Lay out as a numbered list the rows beginning with the line that contains "cell-from: GBP(£): [262, 217, 291, 228]" and running through the line that contains "118, 599, 145]", both included. Leave out any blank lines.

[Element box rows]
START
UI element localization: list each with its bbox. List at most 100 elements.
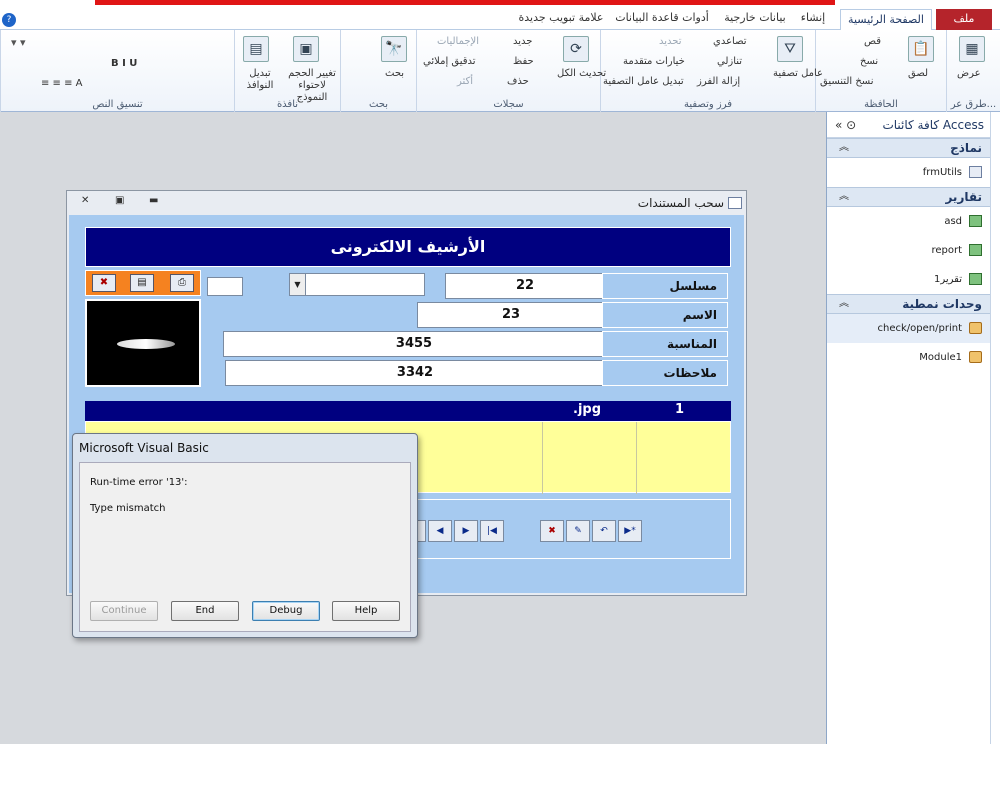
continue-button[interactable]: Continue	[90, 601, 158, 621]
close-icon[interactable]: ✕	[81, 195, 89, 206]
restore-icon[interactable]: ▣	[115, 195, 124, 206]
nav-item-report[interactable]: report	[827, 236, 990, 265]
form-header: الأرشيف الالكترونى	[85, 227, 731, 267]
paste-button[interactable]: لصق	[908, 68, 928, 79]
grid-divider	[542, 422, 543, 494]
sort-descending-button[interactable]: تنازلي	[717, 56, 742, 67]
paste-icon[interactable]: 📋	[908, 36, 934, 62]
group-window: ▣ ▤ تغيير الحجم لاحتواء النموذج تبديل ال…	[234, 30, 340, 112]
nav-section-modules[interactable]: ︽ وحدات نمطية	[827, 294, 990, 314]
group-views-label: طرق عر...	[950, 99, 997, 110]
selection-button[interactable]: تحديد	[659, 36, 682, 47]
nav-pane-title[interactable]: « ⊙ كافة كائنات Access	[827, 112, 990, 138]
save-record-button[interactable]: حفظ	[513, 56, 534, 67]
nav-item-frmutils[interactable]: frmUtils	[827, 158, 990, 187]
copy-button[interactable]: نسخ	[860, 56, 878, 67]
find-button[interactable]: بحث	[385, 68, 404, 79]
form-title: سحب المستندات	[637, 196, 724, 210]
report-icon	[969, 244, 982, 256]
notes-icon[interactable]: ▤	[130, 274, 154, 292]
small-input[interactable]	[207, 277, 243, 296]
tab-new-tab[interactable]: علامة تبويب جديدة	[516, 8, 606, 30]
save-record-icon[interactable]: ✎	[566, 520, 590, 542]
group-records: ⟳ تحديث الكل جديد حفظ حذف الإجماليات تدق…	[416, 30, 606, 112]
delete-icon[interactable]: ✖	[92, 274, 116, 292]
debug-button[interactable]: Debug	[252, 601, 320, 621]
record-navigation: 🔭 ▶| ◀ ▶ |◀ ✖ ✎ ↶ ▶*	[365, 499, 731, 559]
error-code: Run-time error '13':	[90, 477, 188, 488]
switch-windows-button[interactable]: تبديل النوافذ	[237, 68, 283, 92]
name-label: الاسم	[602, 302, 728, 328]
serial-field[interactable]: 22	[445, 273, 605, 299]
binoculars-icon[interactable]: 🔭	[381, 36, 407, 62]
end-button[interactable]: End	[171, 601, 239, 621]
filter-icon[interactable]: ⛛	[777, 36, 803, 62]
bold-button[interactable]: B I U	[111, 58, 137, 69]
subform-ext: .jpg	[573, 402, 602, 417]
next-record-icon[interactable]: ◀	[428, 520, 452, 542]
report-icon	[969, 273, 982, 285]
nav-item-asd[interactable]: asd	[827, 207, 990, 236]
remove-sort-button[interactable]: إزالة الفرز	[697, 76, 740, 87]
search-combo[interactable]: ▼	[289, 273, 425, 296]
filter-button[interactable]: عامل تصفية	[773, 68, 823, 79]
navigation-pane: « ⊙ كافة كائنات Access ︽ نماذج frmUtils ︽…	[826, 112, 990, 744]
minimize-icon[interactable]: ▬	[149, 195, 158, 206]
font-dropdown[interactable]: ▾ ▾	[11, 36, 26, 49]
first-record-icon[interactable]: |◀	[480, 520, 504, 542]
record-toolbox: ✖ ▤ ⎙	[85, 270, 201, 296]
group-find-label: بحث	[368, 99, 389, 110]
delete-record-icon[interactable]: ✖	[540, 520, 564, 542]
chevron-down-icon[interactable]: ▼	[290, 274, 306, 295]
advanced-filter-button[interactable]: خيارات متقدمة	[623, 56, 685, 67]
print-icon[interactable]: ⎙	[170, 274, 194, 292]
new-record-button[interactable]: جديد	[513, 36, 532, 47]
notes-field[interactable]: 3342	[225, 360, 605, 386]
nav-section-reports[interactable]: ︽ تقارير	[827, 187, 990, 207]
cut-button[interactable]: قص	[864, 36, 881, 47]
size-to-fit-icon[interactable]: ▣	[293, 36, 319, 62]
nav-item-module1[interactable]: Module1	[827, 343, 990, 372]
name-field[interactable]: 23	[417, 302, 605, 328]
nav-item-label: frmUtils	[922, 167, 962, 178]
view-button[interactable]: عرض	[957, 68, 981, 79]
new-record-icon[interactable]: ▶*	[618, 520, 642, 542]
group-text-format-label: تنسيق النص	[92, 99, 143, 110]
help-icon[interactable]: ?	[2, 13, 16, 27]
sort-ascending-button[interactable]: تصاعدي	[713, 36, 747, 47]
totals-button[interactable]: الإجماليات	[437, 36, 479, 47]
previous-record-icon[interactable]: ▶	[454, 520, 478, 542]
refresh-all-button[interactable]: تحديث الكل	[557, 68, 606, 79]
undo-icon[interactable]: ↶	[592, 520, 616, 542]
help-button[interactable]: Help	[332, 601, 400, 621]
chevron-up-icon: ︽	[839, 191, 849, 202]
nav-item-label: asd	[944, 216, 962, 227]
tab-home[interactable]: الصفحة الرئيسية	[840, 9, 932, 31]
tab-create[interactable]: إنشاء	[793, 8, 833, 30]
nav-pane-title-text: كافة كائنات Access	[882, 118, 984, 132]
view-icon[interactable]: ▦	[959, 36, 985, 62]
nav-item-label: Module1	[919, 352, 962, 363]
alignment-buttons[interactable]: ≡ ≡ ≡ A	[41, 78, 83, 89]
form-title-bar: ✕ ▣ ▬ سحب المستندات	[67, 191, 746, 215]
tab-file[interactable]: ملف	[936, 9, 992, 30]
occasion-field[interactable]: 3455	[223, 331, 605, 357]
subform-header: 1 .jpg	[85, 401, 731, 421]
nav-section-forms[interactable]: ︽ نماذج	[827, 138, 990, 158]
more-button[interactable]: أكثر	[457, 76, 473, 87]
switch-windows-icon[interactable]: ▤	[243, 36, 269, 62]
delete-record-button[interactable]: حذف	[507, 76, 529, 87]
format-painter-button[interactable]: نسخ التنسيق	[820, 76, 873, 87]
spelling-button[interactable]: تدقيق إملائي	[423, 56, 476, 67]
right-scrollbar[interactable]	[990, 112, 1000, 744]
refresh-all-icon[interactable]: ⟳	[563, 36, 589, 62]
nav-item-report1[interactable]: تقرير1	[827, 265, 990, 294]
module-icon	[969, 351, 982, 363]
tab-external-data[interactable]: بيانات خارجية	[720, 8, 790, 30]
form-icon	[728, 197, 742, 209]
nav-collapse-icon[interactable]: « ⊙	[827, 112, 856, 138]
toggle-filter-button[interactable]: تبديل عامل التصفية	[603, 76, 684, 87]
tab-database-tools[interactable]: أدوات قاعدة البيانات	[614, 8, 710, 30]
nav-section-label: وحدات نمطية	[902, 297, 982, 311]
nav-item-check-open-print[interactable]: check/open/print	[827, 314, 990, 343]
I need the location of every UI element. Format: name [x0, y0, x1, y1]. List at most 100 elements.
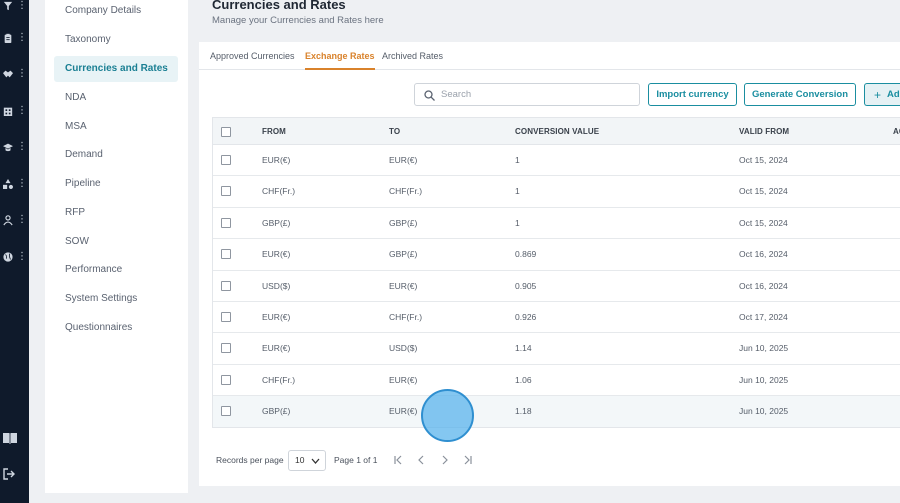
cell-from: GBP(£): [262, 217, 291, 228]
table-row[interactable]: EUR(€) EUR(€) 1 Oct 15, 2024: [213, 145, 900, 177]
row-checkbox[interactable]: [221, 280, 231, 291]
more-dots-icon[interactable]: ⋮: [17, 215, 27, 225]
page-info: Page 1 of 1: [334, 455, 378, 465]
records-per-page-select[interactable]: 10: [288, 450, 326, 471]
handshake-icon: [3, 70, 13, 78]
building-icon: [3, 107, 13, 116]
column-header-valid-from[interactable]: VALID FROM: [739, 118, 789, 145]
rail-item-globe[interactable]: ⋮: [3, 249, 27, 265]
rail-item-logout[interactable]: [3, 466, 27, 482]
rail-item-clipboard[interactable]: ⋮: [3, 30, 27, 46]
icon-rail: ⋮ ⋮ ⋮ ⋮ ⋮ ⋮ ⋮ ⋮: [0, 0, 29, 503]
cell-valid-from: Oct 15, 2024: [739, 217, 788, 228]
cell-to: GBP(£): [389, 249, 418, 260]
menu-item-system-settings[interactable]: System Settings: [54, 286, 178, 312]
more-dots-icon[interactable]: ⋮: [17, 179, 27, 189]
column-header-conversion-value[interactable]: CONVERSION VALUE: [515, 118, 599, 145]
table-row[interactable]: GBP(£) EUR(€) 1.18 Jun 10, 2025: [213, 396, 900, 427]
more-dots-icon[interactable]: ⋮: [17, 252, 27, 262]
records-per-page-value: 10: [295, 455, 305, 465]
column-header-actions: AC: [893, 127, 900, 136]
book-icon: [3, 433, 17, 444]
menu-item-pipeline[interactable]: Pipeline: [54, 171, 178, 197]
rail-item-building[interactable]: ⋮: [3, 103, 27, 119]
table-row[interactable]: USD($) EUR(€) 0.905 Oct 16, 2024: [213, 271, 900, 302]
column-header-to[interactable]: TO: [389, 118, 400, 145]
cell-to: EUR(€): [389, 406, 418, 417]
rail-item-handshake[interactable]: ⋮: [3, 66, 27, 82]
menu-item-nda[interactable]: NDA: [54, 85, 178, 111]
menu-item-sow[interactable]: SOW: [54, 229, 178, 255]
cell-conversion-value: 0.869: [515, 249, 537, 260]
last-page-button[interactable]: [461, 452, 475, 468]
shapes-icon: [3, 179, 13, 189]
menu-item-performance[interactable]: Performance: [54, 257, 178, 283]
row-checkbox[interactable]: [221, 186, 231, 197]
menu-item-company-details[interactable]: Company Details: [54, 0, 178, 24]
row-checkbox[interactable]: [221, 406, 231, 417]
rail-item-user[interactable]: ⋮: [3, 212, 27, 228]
END
### Response to this exercise
1. cell-from: GBP(£): [262, 217, 291, 228]
2. table-row[interactable]: EUR(€) EUR(€) 1 Oct 15, 2024: [213, 145, 900, 177]
3. row-checkbox[interactable]: [221, 280, 231, 291]
4. more-dots-icon[interactable]: ⋮: [17, 215, 27, 225]
5. page-info: Page 1 of 1: [334, 455, 378, 465]
6. records-per-page-select[interactable]: 10: [288, 450, 326, 471]
7. handshake-icon: [3, 70, 13, 78]
8. building-icon: [3, 107, 13, 116]
9. column-header-valid-from[interactable]: VALID FROM: [739, 118, 789, 145]
10. rail-item-globe[interactable]: ⋮: [3, 249, 27, 265]
11. rail-item-logout[interactable]: [3, 466, 27, 482]
12. rail-item-clipboard[interactable]: ⋮: [3, 30, 27, 46]
13. icon-rail: ⋮ ⋮ ⋮ ⋮ ⋮ ⋮ ⋮ ⋮: [0, 0, 29, 503]
14. cell-valid-from: Oct 15, 2024: [739, 217, 788, 228]
15. cell-to: GBP(£): [389, 249, 418, 260]
16. menu-item-system-settings[interactable]: System Settings: [54, 286, 178, 312]
17. more-dots-icon[interactable]: ⋮: [17, 179, 27, 189]
18. column-header-conversion-value[interactable]: CONVERSION VALUE: [515, 118, 599, 145]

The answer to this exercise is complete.